Goal
Copy all the entries word for word, but omit the pictures.

Data records
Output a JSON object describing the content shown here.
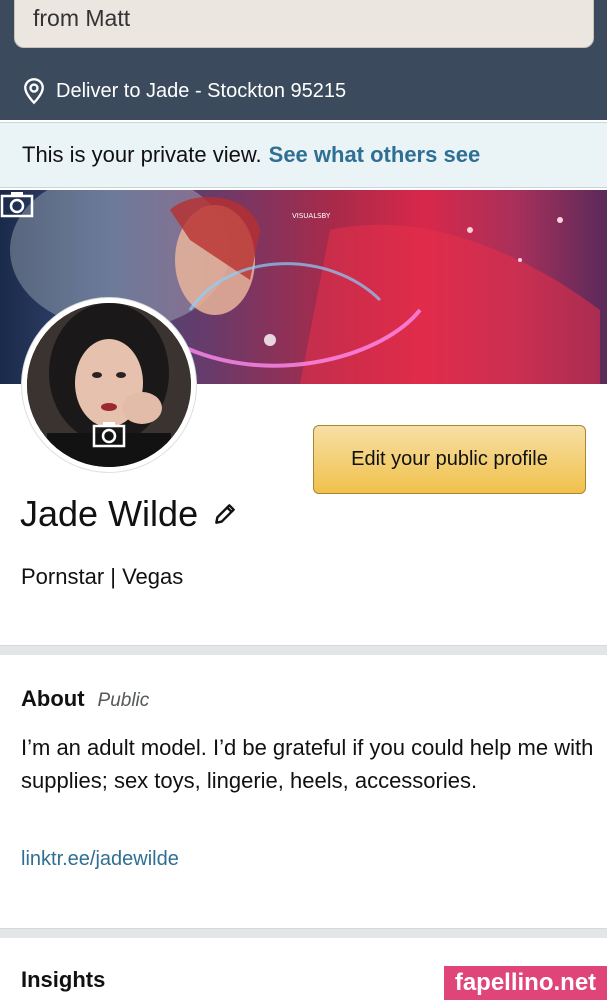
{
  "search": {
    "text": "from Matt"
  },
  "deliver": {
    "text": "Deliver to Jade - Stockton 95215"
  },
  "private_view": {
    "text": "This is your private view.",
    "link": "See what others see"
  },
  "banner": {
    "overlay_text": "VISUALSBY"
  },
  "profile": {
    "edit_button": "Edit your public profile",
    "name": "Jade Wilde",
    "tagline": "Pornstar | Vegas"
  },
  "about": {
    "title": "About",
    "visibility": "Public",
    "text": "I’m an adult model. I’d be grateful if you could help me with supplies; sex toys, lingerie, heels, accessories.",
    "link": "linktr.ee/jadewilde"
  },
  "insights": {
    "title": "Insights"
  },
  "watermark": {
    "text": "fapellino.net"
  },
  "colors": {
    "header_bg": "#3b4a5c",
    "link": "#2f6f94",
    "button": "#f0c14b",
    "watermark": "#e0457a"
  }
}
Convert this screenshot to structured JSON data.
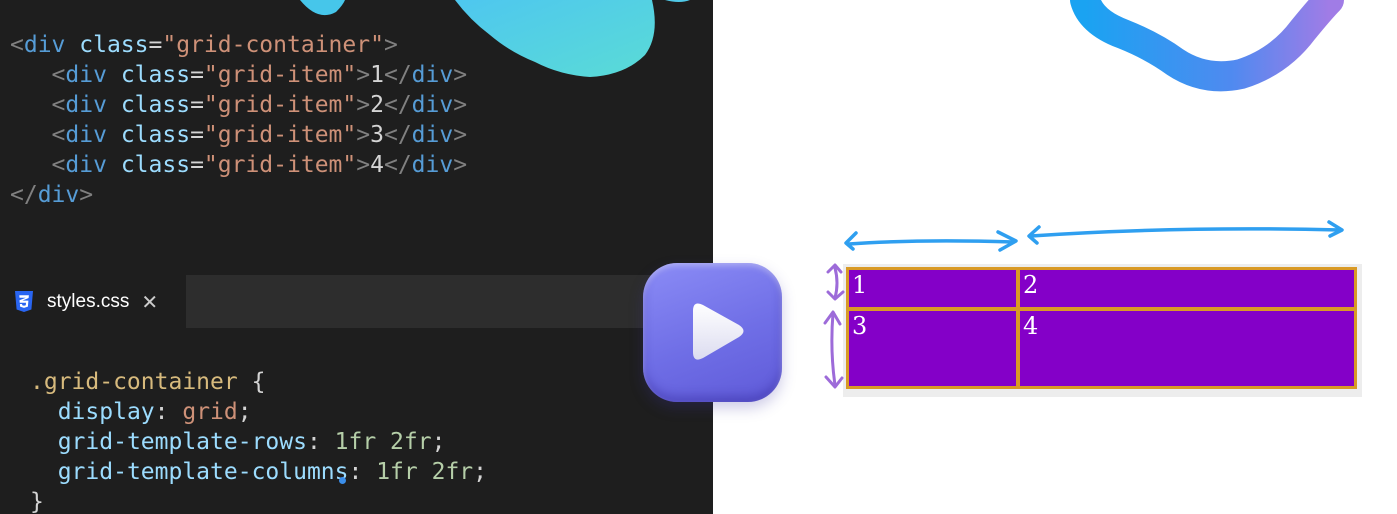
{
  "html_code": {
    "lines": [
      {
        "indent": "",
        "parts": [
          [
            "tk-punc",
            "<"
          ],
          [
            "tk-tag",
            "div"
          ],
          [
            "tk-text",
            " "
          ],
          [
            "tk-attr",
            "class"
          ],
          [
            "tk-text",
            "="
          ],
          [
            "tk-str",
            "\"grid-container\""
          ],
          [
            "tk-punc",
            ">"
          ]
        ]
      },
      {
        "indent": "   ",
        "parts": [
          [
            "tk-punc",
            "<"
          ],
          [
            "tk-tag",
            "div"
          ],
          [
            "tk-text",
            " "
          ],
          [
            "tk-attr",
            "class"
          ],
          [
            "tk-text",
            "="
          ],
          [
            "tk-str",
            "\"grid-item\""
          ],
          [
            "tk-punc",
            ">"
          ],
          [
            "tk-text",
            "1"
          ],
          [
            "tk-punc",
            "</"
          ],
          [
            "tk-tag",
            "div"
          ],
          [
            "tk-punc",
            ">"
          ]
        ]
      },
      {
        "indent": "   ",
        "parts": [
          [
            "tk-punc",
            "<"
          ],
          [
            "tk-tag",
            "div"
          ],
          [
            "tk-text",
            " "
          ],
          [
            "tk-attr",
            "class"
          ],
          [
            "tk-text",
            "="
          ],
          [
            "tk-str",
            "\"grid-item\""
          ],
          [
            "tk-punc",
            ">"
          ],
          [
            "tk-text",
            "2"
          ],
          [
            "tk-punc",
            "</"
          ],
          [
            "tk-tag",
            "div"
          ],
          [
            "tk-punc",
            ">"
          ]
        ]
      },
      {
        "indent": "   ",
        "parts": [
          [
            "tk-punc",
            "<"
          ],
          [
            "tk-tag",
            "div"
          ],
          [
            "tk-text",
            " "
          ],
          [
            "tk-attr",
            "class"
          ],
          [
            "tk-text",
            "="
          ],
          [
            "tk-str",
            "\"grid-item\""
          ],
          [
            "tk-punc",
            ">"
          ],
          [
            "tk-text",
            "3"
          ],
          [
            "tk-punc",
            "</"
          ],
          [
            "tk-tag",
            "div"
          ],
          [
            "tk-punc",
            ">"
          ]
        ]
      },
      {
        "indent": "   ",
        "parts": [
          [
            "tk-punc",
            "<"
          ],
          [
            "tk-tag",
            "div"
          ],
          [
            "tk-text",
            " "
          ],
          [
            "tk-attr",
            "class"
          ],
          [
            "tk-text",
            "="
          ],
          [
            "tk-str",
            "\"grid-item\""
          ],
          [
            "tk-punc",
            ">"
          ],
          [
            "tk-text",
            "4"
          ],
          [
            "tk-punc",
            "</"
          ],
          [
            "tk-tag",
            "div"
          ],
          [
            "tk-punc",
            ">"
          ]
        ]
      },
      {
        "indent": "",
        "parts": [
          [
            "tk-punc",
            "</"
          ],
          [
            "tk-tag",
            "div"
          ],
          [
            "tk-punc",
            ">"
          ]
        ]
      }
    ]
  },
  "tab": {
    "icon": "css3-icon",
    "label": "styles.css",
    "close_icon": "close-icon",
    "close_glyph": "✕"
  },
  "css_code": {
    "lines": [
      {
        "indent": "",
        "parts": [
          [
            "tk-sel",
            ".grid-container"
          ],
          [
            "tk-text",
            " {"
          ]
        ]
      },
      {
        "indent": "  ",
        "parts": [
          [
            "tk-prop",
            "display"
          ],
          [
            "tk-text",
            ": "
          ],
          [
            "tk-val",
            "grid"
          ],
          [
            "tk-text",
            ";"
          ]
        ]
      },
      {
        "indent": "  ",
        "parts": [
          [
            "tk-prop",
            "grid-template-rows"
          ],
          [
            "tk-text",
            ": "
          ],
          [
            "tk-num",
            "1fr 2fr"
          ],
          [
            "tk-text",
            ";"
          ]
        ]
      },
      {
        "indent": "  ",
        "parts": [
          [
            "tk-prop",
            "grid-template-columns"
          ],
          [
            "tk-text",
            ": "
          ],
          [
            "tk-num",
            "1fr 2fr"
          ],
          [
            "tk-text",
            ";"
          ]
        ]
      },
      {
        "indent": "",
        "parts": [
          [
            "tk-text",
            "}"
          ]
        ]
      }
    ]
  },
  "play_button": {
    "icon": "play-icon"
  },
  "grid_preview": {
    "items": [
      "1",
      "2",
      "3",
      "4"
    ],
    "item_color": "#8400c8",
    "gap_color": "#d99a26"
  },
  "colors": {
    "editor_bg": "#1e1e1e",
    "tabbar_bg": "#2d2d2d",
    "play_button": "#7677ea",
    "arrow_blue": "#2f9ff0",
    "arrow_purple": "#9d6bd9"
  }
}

Task solution
Output a JSON object describing the content shown here.
{
  "search": {
    "text": "from Matt"
  },
  "deliver": {
    "text": "Deliver to Jade - Stockton 95215"
  },
  "private_view": {
    "text": "This is your private view.",
    "link": "See what others see"
  },
  "banner": {
    "overlay_text": "VISUALSBY"
  },
  "profile": {
    "edit_button": "Edit your public profile",
    "name": "Jade Wilde",
    "tagline": "Pornstar | Vegas"
  },
  "about": {
    "title": "About",
    "visibility": "Public",
    "text": "I’m an adult model. I’d be grateful if you could help me with supplies; sex toys, lingerie, heels, accessories.",
    "link": "linktr.ee/jadewilde"
  },
  "insights": {
    "title": "Insights"
  },
  "watermark": {
    "text": "fapellino.net"
  },
  "colors": {
    "header_bg": "#3b4a5c",
    "link": "#2f6f94",
    "button": "#f0c14b",
    "watermark": "#e0457a"
  }
}
Convert this screenshot to structured JSON data.
{
  "html_code": {
    "lines": [
      {
        "indent": "",
        "parts": [
          [
            "tk-punc",
            "<"
          ],
          [
            "tk-tag",
            "div"
          ],
          [
            "tk-text",
            " "
          ],
          [
            "tk-attr",
            "class"
          ],
          [
            "tk-text",
            "="
          ],
          [
            "tk-str",
            "\"grid-container\""
          ],
          [
            "tk-punc",
            ">"
          ]
        ]
      },
      {
        "indent": "   ",
        "parts": [
          [
            "tk-punc",
            "<"
          ],
          [
            "tk-tag",
            "div"
          ],
          [
            "tk-text",
            " "
          ],
          [
            "tk-attr",
            "class"
          ],
          [
            "tk-text",
            "="
          ],
          [
            "tk-str",
            "\"grid-item\""
          ],
          [
            "tk-punc",
            ">"
          ],
          [
            "tk-text",
            "1"
          ],
          [
            "tk-punc",
            "</"
          ],
          [
            "tk-tag",
            "div"
          ],
          [
            "tk-punc",
            ">"
          ]
        ]
      },
      {
        "indent": "   ",
        "parts": [
          [
            "tk-punc",
            "<"
          ],
          [
            "tk-tag",
            "div"
          ],
          [
            "tk-text",
            " "
          ],
          [
            "tk-attr",
            "class"
          ],
          [
            "tk-text",
            "="
          ],
          [
            "tk-str",
            "\"grid-item\""
          ],
          [
            "tk-punc",
            ">"
          ],
          [
            "tk-text",
            "2"
          ],
          [
            "tk-punc",
            "</"
          ],
          [
            "tk-tag",
            "div"
          ],
          [
            "tk-punc",
            ">"
          ]
        ]
      },
      {
        "indent": "   ",
        "parts": [
          [
            "tk-punc",
            "<"
          ],
          [
            "tk-tag",
            "div"
          ],
          [
            "tk-text",
            " "
          ],
          [
            "tk-attr",
            "class"
          ],
          [
            "tk-text",
            "="
          ],
          [
            "tk-str",
            "\"grid-item\""
          ],
          [
            "tk-punc",
            ">"
          ],
          [
            "tk-text",
            "3"
          ],
          [
            "tk-punc",
            "</"
          ],
          [
            "tk-tag",
            "div"
          ],
          [
            "tk-punc",
            ">"
          ]
        ]
      },
      {
        "indent": "   ",
        "parts": [
          [
            "tk-punc",
            "<"
          ],
          [
            "tk-tag",
            "div"
          ],
          [
            "tk-text",
            " "
          ],
          [
            "tk-attr",
            "class"
          ],
          [
            "tk-text",
            "="
          ],
          [
            "tk-str",
            "\"grid-item\""
          ],
          [
            "tk-punc",
            ">"
          ],
          [
            "tk-text",
            "4"
          ],
          [
            "tk-punc",
            "</"
          ],
          [
            "tk-tag",
            "div"
          ],
          [
            "tk-punc",
            ">"
          ]
        ]
      },
      {
        "indent": "",
        "parts": [
          [
            "tk-punc",
            "</"
          ],
          [
            "tk-tag",
            "div"
          ],
          [
            "tk-punc",
            ">"
          ]
        ]
      }
    ]
  },
  "tab": {
    "icon": "css3-icon",
    "label": "styles.css",
    "close_icon": "close-icon",
    "close_glyph": "✕"
  },
  "css_code": {
    "lines": [
      {
        "indent": "",
        "parts": [
          [
            "tk-sel",
            ".grid-container"
          ],
          [
            "tk-text",
            " {"
          ]
        ]
      },
      {
        "indent": "  ",
        "parts": [
          [
            "tk-prop",
            "display"
          ],
          [
            "tk-text",
            ": "
          ],
          [
            "tk-val",
            "grid"
          ],
          [
            "tk-text",
            ";"
          ]
        ]
      },
      {
        "indent": "  ",
        "parts": [
          [
            "tk-prop",
            "grid-template-rows"
          ],
          [
            "tk-text",
            ": "
          ],
          [
            "tk-num",
            "1fr 2fr"
          ],
          [
            "tk-text",
            ";"
          ]
        ]
      },
      {
        "indent": "  ",
        "parts": [
          [
            "tk-prop",
            "grid-template-columns"
          ],
          [
            "tk-text",
            ": "
          ],
          [
            "tk-num",
            "1fr 2fr"
          ],
          [
            "tk-text",
            ";"
          ]
        ]
      },
      {
        "indent": "",
        "parts": [
          [
            "tk-text",
            "}"
          ]
        ]
      }
    ]
  },
  "play_button": {
    "icon": "play-icon"
  },
  "grid_preview": {
    "items": [
      "1",
      "2",
      "3",
      "4"
    ],
    "item_color": "#8400c8",
    "gap_color": "#d99a26"
  },
  "colors": {
    "editor_bg": "#1e1e1e",
    "tabbar_bg": "#2d2d2d",
    "play_button": "#7677ea",
    "arrow_blue": "#2f9ff0",
    "arrow_purple": "#9d6bd9"
  }
}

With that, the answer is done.